§ **Task requirements**
Count every line of the listing where the string "Region" occurs, and reply with the count alone.

§ **Records supplied**
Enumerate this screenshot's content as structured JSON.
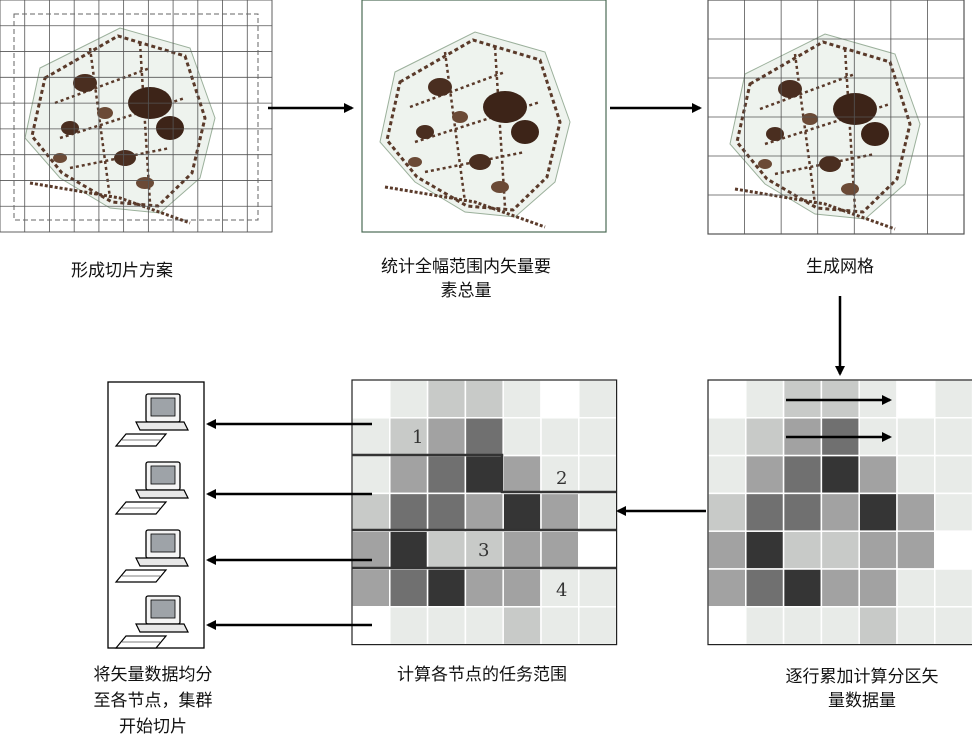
{
  "captions": {
    "step1": "形成切片方案",
    "step2_line1": "统计全幅范围内矢量要",
    "step2_line2": "素总量",
    "step3": "生成网格",
    "step4_line1": "逐行累加计算分区矢",
    "step4_line2": "量数据量",
    "step5": "计算各节点的任务范围",
    "step6_line1": "将矢量数据均分",
    "step6_line2": "至各节点，集群",
    "step6_line3": "开始切片"
  },
  "partition_labels": [
    "1",
    "2",
    "3",
    "4"
  ],
  "shade_palette": [
    "#ffffff",
    "#e8ebe8",
    "#c8cac8",
    "#a2a2a2",
    "#707070",
    "#353535"
  ],
  "heat_grid": [
    [
      0,
      1,
      2,
      2,
      1,
      0,
      1
    ],
    [
      1,
      2,
      3,
      4,
      1,
      1,
      1
    ],
    [
      1,
      3,
      4,
      5,
      3,
      1,
      1
    ],
    [
      2,
      4,
      4,
      3,
      5,
      3,
      1
    ],
    [
      3,
      5,
      2,
      2,
      3,
      3,
      0
    ],
    [
      3,
      4,
      5,
      3,
      3,
      1,
      1
    ],
    [
      0,
      1,
      1,
      1,
      2,
      1,
      1
    ]
  ],
  "computer_count": 4
}
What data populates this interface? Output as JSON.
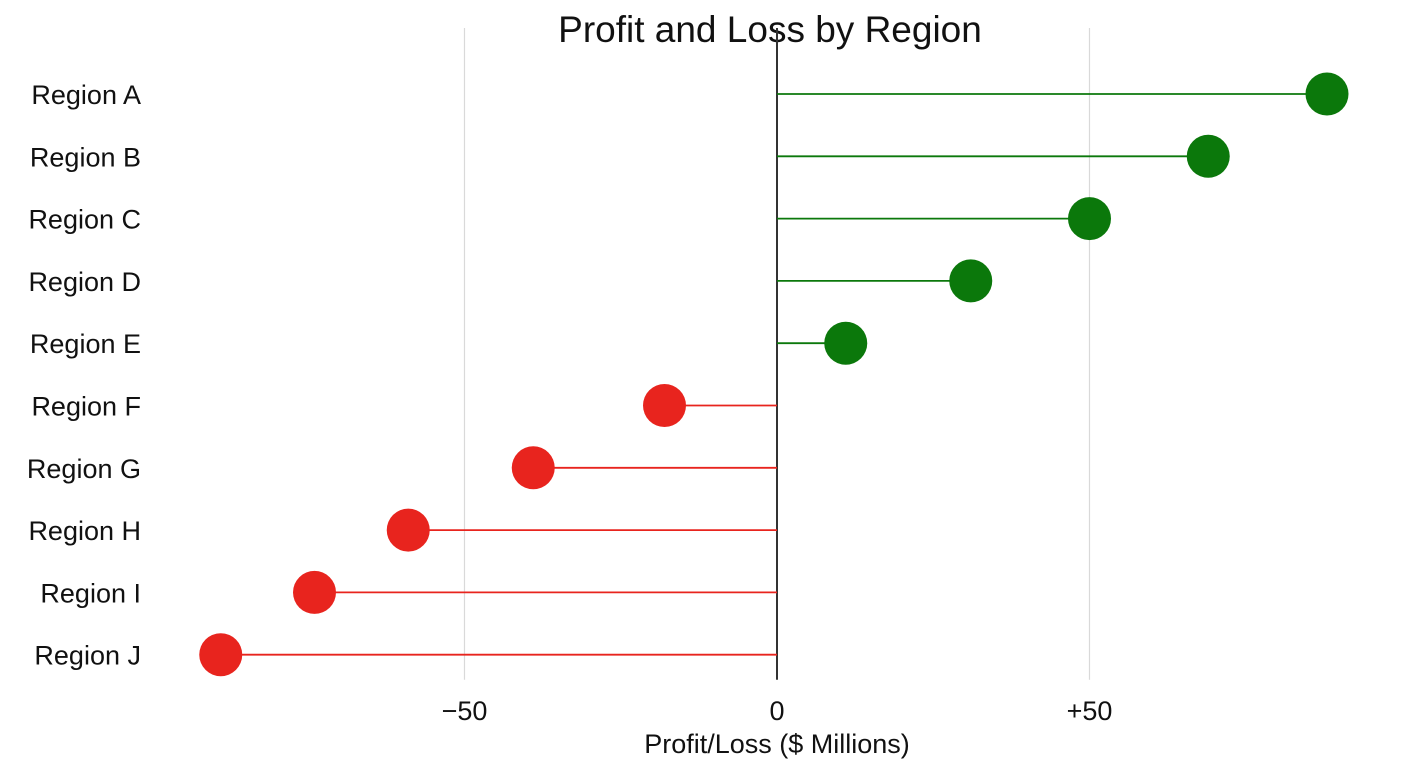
{
  "chart_data": {
    "type": "lollipop",
    "title": "Profit and Loss by Region",
    "xlabel": "Profit/Loss ($ Millions)",
    "ylabel": "",
    "xlim": [
      -95,
      92
    ],
    "xticks": [
      -50,
      0,
      50
    ],
    "xtick_labels": [
      "−50",
      "0",
      "+50"
    ],
    "grid": "vertical",
    "categories": [
      "Region A",
      "Region B",
      "Region C",
      "Region D",
      "Region E",
      "Region F",
      "Region G",
      "Region H",
      "Region I",
      "Region J"
    ],
    "values": [
      88,
      69,
      50,
      31,
      11,
      -18,
      -39,
      -59,
      -74,
      -89
    ],
    "colors": {
      "positive": "#0b780b",
      "negative": "#e8241e",
      "grid": "#d9d9d9",
      "zero_line": "#333333"
    }
  }
}
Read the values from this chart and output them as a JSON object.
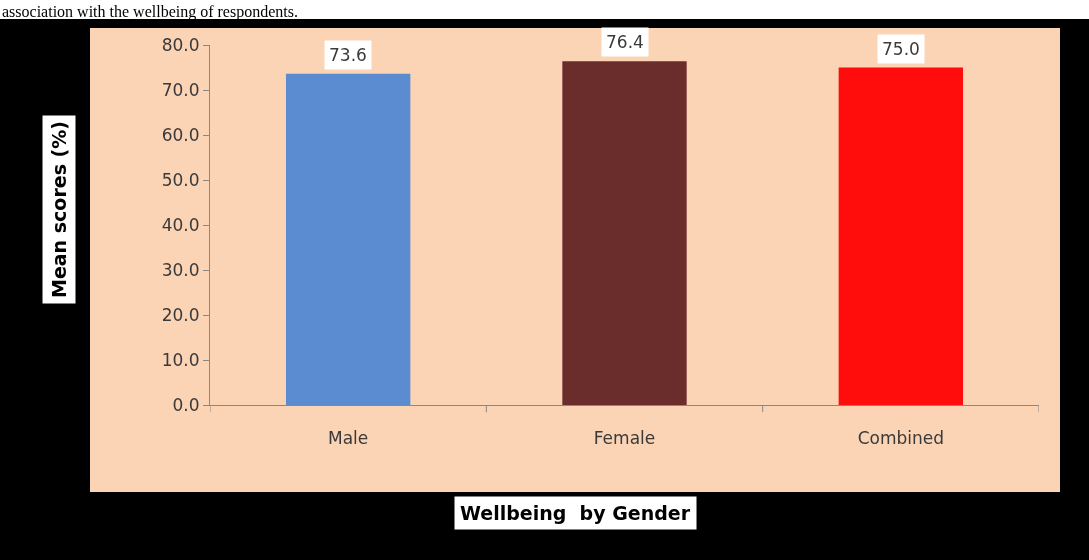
{
  "chart_data": {
    "type": "bar",
    "annotations": [
      "association with the wellbeing of respondents."
    ],
    "xlabel": "Wellbeing  by Gender",
    "ylabel": "Mean scores (%)",
    "categories": [
      "Male",
      "Female",
      "Combined"
    ],
    "values": [
      73.6,
      76.4,
      75.0
    ],
    "colors": [
      "#5b8bd0",
      "#6b2c2c",
      "#ff0d0d"
    ],
    "value_labels": [
      "73.6",
      "76.4",
      "75.0"
    ],
    "ylim": [
      0,
      80
    ],
    "yticks": [
      {
        "value": 0,
        "label": "0.0"
      },
      {
        "value": 10,
        "label": "10.0"
      },
      {
        "value": 20,
        "label": "20.0"
      },
      {
        "value": 30,
        "label": "30.0"
      },
      {
        "value": 40,
        "label": "40.0"
      },
      {
        "value": 50,
        "label": "50.0"
      },
      {
        "value": 60,
        "label": "60.0"
      },
      {
        "value": 70,
        "label": "70.0"
      },
      {
        "value": 80,
        "label": "80.0"
      }
    ],
    "grid": false
  }
}
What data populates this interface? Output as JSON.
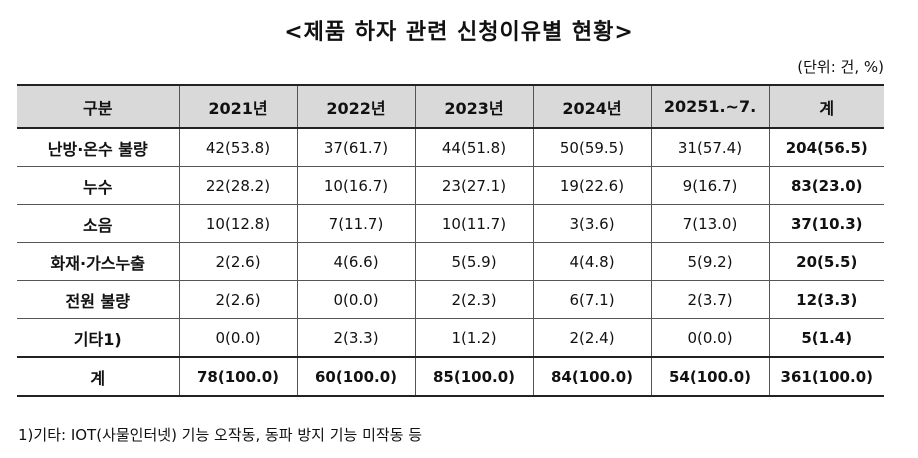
{
  "title": "<제품 하자 관련 신청이유별 현황>",
  "unit": "(단위: 건, %)",
  "table": {
    "headers": [
      "구분",
      "2021년",
      "2022년",
      "2023년",
      "2024년",
      "20251.~7.",
      "계"
    ],
    "rows": [
      [
        "난방·온수 불량",
        "42(53.8)",
        "37(61.7)",
        "44(51.8)",
        "50(59.5)",
        "31(57.4)",
        "204(56.5)"
      ],
      [
        "누수",
        "22(28.2)",
        "10(16.7)",
        "23(27.1)",
        "19(22.6)",
        "9(16.7)",
        "83(23.0)"
      ],
      [
        "소음",
        "10(12.8)",
        "7(11.7)",
        "10(11.7)",
        "3(3.6)",
        "7(13.0)",
        "37(10.3)"
      ],
      [
        "화재·가스누출",
        "2(2.6)",
        "4(6.6)",
        "5(5.9)",
        "4(4.8)",
        "5(9.2)",
        "20(5.5)"
      ],
      [
        "전원 불량",
        "2(2.6)",
        "0(0.0)",
        "2(2.3)",
        "6(7.1)",
        "2(3.7)",
        "12(3.3)"
      ],
      [
        "기타1)",
        "0(0.0)",
        "2(3.3)",
        "1(1.2)",
        "2(2.4)",
        "0(0.0)",
        "5(1.4)"
      ],
      [
        "계",
        "78(100.0)",
        "60(100.0)",
        "85(100.0)",
        "84(100.0)",
        "54(100.0)",
        "361(100.0)"
      ]
    ]
  },
  "footnote": "1)기타: IOT(사물인터넷) 기능 오작동, 동파 방지 기능 미작동 등"
}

§ **Problem solution**
11